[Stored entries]
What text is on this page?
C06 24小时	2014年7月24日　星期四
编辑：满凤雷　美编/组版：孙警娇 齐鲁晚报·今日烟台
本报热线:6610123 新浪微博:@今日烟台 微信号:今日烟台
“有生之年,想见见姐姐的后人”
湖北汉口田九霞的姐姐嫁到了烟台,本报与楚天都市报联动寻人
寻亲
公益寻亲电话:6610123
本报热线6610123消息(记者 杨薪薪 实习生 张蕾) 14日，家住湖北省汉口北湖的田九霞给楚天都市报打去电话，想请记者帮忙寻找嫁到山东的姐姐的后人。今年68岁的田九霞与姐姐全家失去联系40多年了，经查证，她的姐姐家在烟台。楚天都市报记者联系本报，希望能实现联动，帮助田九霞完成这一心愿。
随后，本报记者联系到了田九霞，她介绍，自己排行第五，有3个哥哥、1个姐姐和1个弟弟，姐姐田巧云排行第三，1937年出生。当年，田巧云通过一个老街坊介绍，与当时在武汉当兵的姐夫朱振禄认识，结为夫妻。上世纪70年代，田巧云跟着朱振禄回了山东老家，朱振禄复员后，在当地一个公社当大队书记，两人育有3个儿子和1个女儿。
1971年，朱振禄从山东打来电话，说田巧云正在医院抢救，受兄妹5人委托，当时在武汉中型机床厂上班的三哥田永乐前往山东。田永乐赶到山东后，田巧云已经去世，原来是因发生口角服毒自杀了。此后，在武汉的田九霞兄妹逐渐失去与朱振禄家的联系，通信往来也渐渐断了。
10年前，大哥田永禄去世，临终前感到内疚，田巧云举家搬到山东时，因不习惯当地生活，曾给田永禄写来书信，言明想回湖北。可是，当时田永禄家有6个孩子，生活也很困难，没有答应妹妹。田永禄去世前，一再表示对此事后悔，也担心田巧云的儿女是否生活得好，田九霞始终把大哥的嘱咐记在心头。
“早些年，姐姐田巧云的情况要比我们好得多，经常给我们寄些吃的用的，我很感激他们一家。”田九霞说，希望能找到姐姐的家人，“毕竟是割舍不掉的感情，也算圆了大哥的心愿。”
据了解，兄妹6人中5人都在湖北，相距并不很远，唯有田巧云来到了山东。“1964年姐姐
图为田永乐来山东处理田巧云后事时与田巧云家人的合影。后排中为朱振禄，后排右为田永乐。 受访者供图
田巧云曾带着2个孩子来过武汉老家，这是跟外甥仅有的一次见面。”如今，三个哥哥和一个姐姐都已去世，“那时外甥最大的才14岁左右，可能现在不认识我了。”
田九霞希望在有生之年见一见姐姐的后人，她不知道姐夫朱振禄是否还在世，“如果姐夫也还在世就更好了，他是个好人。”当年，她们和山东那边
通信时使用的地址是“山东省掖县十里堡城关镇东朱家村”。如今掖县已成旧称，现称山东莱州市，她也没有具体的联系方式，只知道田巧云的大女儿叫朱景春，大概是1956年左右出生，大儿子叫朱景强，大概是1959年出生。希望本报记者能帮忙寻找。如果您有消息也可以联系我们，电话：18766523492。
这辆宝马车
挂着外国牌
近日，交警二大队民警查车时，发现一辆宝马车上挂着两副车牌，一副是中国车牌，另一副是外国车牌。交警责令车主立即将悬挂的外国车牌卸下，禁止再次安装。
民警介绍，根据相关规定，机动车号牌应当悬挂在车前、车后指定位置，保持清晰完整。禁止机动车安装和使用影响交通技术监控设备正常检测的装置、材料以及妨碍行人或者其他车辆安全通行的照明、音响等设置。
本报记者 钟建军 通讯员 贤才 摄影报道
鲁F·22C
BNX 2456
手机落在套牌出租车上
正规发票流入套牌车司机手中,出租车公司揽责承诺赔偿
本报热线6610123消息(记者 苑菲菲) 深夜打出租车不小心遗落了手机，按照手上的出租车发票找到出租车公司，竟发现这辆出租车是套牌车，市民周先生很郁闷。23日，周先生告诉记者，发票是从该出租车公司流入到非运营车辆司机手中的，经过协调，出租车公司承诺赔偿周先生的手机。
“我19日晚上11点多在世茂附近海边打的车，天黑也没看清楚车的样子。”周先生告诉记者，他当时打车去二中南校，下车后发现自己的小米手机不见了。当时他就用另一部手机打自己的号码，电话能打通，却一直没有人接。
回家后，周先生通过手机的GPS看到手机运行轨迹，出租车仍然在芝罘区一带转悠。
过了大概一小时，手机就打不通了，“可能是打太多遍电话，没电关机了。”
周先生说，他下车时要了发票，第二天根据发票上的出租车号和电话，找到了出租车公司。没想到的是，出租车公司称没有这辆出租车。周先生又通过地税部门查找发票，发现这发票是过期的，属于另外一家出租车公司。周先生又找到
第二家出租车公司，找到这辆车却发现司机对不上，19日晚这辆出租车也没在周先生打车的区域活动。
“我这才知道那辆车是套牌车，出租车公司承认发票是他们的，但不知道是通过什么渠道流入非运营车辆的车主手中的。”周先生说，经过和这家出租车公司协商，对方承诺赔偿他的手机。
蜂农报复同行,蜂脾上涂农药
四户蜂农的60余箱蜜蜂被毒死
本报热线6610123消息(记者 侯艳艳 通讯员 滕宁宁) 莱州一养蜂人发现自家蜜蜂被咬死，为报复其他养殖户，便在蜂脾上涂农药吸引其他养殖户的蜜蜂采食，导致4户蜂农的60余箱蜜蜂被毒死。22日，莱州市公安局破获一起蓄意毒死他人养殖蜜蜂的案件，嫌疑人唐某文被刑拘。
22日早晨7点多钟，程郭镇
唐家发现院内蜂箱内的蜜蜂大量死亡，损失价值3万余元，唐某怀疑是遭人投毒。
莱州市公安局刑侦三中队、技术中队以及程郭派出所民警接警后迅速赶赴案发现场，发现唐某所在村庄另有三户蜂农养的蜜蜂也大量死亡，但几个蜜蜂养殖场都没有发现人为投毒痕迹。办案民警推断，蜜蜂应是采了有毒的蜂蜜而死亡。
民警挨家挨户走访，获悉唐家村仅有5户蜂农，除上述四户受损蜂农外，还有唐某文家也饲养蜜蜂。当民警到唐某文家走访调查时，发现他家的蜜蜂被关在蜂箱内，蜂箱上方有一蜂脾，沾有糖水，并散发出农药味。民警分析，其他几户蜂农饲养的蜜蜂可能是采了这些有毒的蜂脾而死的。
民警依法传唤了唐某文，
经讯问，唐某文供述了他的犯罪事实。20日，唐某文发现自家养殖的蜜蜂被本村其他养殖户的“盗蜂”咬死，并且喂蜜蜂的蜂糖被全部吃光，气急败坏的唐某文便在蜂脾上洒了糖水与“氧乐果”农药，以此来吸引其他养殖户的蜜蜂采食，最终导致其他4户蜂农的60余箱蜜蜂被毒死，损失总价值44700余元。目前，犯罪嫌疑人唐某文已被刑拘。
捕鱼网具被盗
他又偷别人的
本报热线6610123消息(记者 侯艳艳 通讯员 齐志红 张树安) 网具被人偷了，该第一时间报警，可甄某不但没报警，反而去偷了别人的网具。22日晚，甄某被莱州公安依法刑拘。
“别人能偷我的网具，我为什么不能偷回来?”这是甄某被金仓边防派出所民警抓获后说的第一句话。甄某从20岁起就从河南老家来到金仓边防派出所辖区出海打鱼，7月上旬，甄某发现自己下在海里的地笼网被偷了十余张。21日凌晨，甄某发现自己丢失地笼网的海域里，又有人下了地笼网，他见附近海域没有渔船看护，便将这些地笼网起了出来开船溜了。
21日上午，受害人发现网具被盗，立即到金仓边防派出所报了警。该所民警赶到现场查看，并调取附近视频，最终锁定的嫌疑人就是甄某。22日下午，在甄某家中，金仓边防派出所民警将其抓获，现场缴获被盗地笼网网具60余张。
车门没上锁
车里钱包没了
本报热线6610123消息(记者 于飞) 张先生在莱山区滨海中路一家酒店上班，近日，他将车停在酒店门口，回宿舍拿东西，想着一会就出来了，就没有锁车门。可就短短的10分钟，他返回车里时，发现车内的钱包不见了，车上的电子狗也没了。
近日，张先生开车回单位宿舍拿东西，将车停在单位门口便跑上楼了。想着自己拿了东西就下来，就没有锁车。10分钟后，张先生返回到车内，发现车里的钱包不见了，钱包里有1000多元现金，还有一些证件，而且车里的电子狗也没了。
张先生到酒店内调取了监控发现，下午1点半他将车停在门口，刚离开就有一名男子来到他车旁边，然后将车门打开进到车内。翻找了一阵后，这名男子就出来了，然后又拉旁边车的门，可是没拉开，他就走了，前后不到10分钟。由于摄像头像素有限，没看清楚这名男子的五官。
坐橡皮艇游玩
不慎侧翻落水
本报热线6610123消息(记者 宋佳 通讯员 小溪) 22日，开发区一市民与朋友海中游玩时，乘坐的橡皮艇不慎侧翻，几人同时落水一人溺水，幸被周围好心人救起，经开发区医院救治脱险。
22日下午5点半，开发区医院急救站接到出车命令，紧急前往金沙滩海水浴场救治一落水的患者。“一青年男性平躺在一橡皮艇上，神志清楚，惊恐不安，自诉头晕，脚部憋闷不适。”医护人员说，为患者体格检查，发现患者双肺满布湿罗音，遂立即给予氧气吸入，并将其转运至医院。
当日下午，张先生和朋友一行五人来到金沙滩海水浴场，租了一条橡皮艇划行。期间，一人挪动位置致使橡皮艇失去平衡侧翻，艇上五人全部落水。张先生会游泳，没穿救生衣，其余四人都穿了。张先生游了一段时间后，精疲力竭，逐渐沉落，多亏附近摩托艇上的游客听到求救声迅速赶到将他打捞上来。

---

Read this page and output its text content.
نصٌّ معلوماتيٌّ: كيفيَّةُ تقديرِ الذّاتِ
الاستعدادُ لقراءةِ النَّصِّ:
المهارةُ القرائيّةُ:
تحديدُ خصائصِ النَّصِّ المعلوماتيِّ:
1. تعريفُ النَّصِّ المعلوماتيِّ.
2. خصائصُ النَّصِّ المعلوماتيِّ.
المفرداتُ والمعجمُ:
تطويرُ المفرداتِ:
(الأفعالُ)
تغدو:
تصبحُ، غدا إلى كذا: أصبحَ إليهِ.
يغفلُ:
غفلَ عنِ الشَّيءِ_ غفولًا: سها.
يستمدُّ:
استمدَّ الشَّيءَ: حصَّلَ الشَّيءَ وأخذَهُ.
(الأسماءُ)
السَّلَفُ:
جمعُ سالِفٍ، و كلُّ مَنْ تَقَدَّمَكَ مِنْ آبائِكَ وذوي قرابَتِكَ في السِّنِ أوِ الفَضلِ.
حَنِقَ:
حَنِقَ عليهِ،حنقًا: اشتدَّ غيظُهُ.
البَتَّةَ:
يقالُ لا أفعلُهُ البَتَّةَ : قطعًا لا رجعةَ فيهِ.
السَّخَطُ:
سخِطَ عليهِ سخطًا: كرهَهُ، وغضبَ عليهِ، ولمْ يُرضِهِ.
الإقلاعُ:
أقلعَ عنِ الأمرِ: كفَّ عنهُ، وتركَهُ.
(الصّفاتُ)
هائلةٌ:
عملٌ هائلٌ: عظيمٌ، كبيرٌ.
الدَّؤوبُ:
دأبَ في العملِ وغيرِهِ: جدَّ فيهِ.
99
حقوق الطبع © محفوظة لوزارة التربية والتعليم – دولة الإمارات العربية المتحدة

REQUIREMENT:
Identify how many lines in the entries above contain the word "周先生告诉记者" and provide only that figure.

PROBLEM SOLUTION:
2